Saved entries
* * * * *

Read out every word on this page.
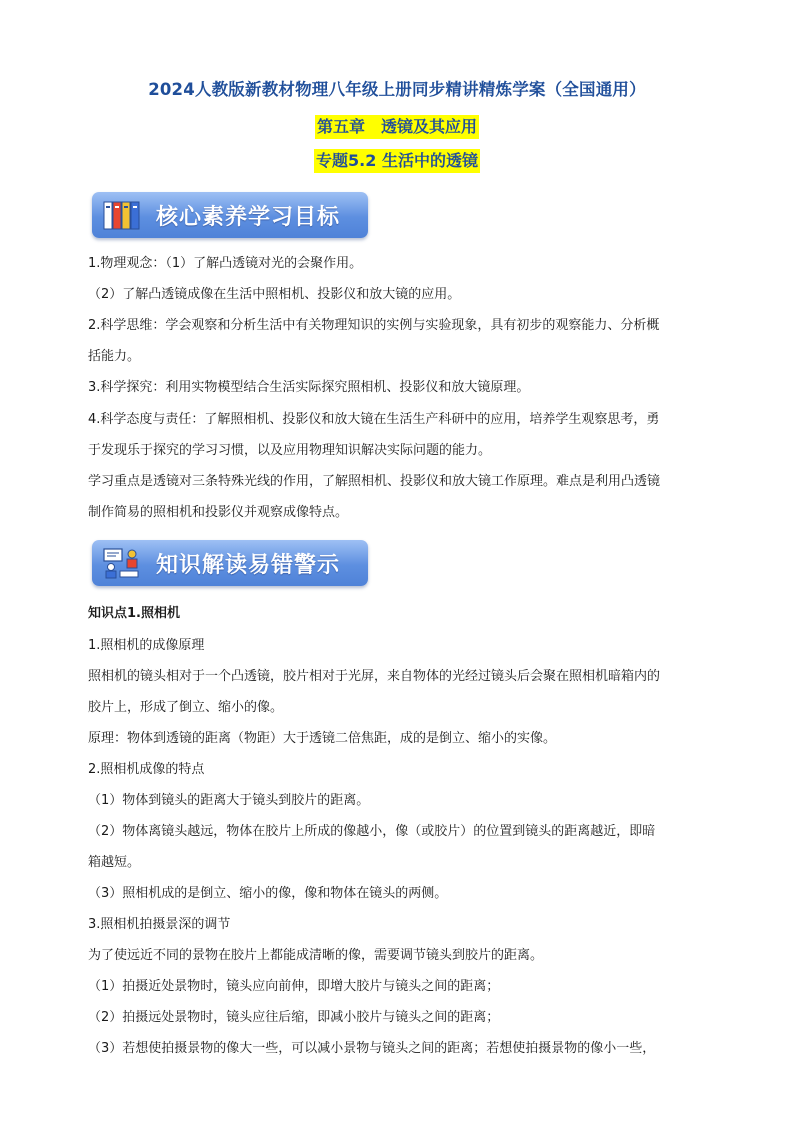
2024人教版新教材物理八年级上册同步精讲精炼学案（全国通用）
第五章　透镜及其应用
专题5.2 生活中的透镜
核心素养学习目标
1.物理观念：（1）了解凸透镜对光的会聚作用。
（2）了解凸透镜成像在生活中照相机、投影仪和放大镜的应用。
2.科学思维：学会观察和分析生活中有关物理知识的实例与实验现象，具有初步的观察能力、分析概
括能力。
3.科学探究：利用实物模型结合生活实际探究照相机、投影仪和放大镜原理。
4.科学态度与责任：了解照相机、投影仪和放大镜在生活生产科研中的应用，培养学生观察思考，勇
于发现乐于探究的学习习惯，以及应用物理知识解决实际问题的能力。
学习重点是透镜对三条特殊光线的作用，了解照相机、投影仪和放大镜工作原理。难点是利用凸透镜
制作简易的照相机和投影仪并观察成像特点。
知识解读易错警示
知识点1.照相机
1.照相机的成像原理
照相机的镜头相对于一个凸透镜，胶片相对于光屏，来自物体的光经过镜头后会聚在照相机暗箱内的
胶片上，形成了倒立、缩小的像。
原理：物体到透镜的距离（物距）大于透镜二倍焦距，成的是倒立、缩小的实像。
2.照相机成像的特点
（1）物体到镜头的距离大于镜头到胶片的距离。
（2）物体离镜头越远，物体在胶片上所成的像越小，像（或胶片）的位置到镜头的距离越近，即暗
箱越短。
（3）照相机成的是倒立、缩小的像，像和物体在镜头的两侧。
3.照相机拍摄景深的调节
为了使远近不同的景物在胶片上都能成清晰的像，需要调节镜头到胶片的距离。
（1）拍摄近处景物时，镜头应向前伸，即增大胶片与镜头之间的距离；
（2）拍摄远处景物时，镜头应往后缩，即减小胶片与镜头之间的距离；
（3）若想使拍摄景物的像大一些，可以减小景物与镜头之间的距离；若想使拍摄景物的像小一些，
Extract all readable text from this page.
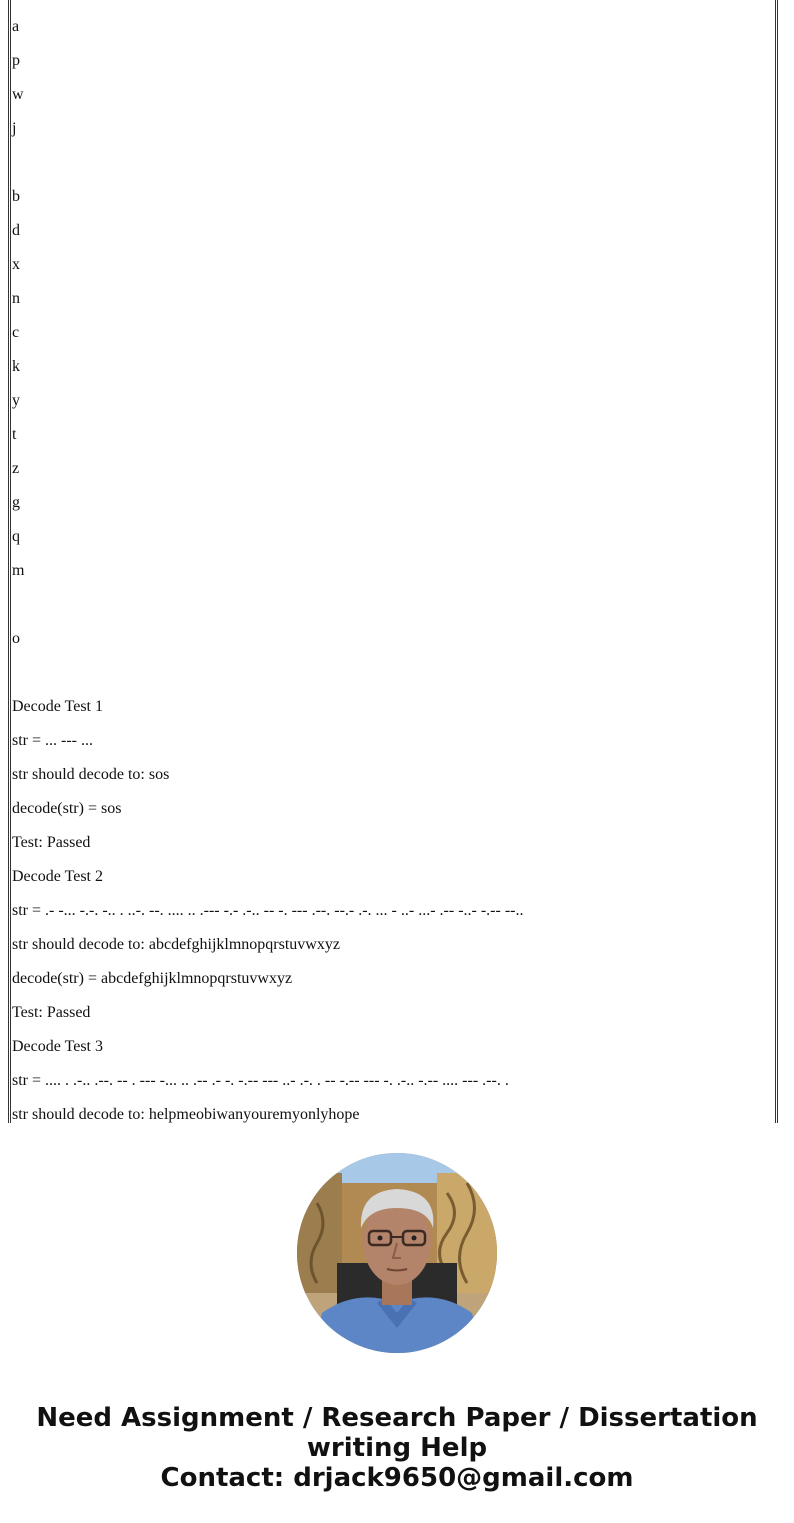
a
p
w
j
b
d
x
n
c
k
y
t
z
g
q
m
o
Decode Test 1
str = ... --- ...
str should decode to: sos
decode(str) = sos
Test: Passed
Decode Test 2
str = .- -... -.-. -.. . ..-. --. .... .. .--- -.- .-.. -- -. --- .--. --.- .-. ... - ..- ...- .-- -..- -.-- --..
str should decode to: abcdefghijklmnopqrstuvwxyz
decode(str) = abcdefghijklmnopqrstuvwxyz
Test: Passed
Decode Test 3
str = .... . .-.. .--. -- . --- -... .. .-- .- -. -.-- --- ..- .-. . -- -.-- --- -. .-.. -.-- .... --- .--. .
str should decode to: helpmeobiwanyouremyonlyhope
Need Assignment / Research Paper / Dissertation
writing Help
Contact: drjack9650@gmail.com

* * * * *

[Set problem] Copy out all lines above that include the string "should".

[Reply]
str should decode to: sos
str should decode to: abcdefghijklmnopqrstuvwxyz
str should decode to: helpmeobiwanyouremyonlyhope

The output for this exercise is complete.